**EXERCISE:** Reproduce each line bearing the word "Award".

**Source data:**
------------------------------
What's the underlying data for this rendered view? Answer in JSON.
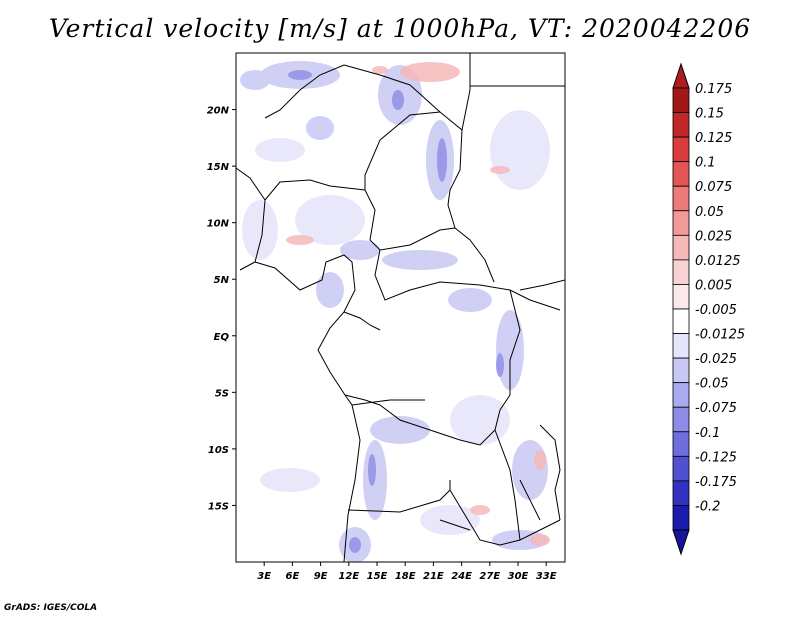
{
  "title": "Vertical velocity [m/s] at 1000hPa, VT: 2020042206",
  "map": {
    "lat_range": [
      -20,
      25
    ],
    "lon_range": [
      0,
      35
    ],
    "lat_ticks": [
      {
        "value": 20,
        "label": "20N"
      },
      {
        "value": 15,
        "label": "15N"
      },
      {
        "value": 10,
        "label": "10N"
      },
      {
        "value": 5,
        "label": "5N"
      },
      {
        "value": 0,
        "label": "EQ"
      },
      {
        "value": -5,
        "label": "5S"
      },
      {
        "value": -10,
        "label": "10S"
      },
      {
        "value": -15,
        "label": "15S"
      }
    ],
    "lon_ticks": [
      {
        "value": 3,
        "label": "3E"
      },
      {
        "value": 6,
        "label": "6E"
      },
      {
        "value": 9,
        "label": "9E"
      },
      {
        "value": 12,
        "label": "12E"
      },
      {
        "value": 15,
        "label": "15E"
      },
      {
        "value": 18,
        "label": "18E"
      },
      {
        "value": 21,
        "label": "21E"
      },
      {
        "value": 24,
        "label": "24E"
      },
      {
        "value": 27,
        "label": "27E"
      },
      {
        "value": 30,
        "label": "30E"
      },
      {
        "value": 33,
        "label": "33E"
      }
    ]
  },
  "colorbar": {
    "levels": [
      {
        "label": "0.175",
        "color": "#a01818"
      },
      {
        "label": "0.15",
        "color": "#c02828"
      },
      {
        "label": "0.125",
        "color": "#d83c3c"
      },
      {
        "label": "0.1",
        "color": "#e45656"
      },
      {
        "label": "0.075",
        "color": "#ec7a7a"
      },
      {
        "label": "0.05",
        "color": "#f29a9a"
      },
      {
        "label": "0.025",
        "color": "#f6b8b8"
      },
      {
        "label": "0.0125",
        "color": "#f8d2d2"
      },
      {
        "label": "0.005",
        "color": "#fbe8e8"
      },
      {
        "label": "-0.005",
        "color": "#ffffff"
      },
      {
        "label": "-0.0125",
        "color": "#e6e6fa"
      },
      {
        "label": "-0.025",
        "color": "#c8c8f4"
      },
      {
        "label": "-0.05",
        "color": "#aaaaee"
      },
      {
        "label": "-0.075",
        "color": "#8c8ce6"
      },
      {
        "label": "-0.1",
        "color": "#6e6edc"
      },
      {
        "label": "-0.125",
        "color": "#5050d0"
      },
      {
        "label": "-0.175",
        "color": "#3232c0"
      },
      {
        "label": "-0.2",
        "color": "#1c1cac"
      }
    ],
    "top_cap_color": "#b01c1c",
    "bottom_cap_color": "#14149e"
  },
  "credit": "GrADS: IGES/COLA"
}
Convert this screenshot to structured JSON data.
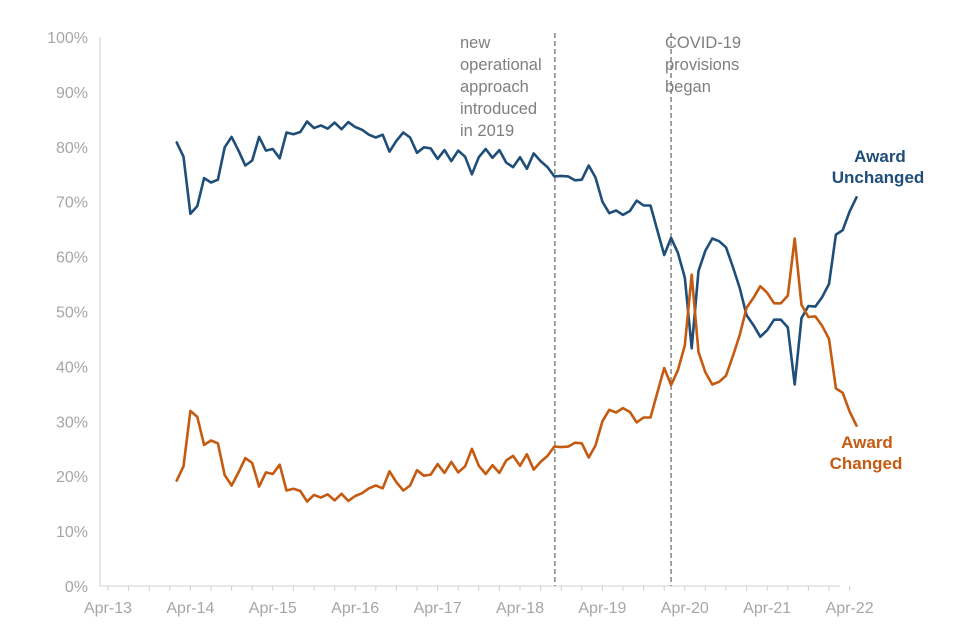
{
  "chart_data": {
    "type": "line",
    "title": "",
    "xlabel": "",
    "ylabel": "",
    "ylim": [
      0,
      100
    ],
    "y_ticks": [
      "0%",
      "10%",
      "20%",
      "30%",
      "40%",
      "50%",
      "60%",
      "70%",
      "80%",
      "90%",
      "100%"
    ],
    "x_ticks": [
      "Apr-13",
      "Apr-14",
      "Apr-15",
      "Apr-16",
      "Apr-17",
      "Apr-18",
      "Apr-19",
      "Apr-20",
      "Apr-21",
      "Apr-22"
    ],
    "x_start": "Apr-13",
    "series": [
      {
        "name": "Award Unchanged",
        "label_line1": "Award",
        "label_line2": "Unchanged",
        "color": "#1f4e79",
        "start_month": 10,
        "values": [
          80.8,
          78.2,
          67.8,
          69.2,
          74.3,
          73.5,
          74.0,
          79.9,
          81.8,
          79.3,
          76.6,
          77.5,
          81.8,
          79.3,
          79.6,
          77.9,
          82.6,
          82.3,
          82.7,
          84.6,
          83.4,
          83.9,
          83.3,
          84.4,
          83.2,
          84.5,
          83.6,
          83.1,
          82.2,
          81.7,
          82.2,
          79.1,
          81.1,
          82.6,
          81.7,
          78.9,
          79.9,
          79.7,
          77.8,
          79.4,
          77.4,
          79.3,
          78.2,
          75.0,
          78.1,
          79.6,
          78.0,
          79.4,
          77.1,
          76.3,
          78.1,
          76.0,
          78.8,
          77.4,
          76.3,
          74.6,
          74.7,
          74.6,
          73.9,
          74.0,
          76.6,
          74.4,
          70.0,
          67.9,
          68.4,
          67.6,
          68.3,
          70.2,
          69.3,
          69.3,
          64.8,
          60.3,
          63.4,
          60.7,
          56.2,
          43.3,
          57.4,
          61.1,
          63.3,
          62.8,
          61.7,
          58.1,
          54.3,
          49.3,
          47.5,
          45.4,
          46.6,
          48.5,
          48.5,
          47.1,
          36.7,
          48.8,
          51.0,
          50.9,
          52.6,
          55.0,
          64.0,
          64.8,
          68.2,
          70.8
        ]
      },
      {
        "name": "Award Changed",
        "label_line1": "Award",
        "label_line2": "Changed",
        "color": "#c55a11",
        "start_month": 10,
        "values": [
          19.2,
          21.8,
          31.9,
          30.8,
          25.7,
          26.5,
          26.0,
          20.2,
          18.3,
          20.7,
          23.3,
          22.4,
          18.1,
          20.7,
          20.4,
          22.1,
          17.4,
          17.7,
          17.3,
          15.4,
          16.6,
          16.1,
          16.7,
          15.6,
          16.8,
          15.5,
          16.4,
          16.9,
          17.8,
          18.3,
          17.8,
          20.9,
          18.9,
          17.4,
          18.3,
          21.1,
          20.1,
          20.3,
          22.2,
          20.6,
          22.6,
          20.7,
          21.8,
          25.0,
          21.9,
          20.4,
          22.0,
          20.6,
          22.9,
          23.7,
          21.9,
          24.0,
          21.2,
          22.6,
          23.7,
          25.4,
          25.3,
          25.4,
          26.1,
          26.0,
          23.4,
          25.6,
          30.0,
          32.1,
          31.6,
          32.4,
          31.7,
          29.8,
          30.7,
          30.7,
          35.2,
          39.7,
          36.6,
          39.3,
          43.8,
          56.7,
          42.6,
          38.9,
          36.7,
          37.2,
          38.3,
          41.9,
          45.7,
          50.7,
          52.5,
          54.6,
          53.4,
          51.5,
          51.5,
          52.9,
          63.3,
          51.2,
          49.0,
          49.1,
          47.4,
          45.0,
          36.0,
          35.2,
          31.8,
          29.2
        ]
      }
    ],
    "reference_lines": [
      {
        "month": 65,
        "text": [
          "new",
          "operational",
          "approach",
          "introduced",
          "in 2019"
        ]
      },
      {
        "month": 82,
        "text": [
          "COVID-19",
          "provisions",
          "began"
        ]
      }
    ]
  }
}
------------------------------
**RESULT:**
        "name": "Award Unchanged",
        "label_line1": "Award",
        "name": "Award Changed",
        "label_line1": "Award",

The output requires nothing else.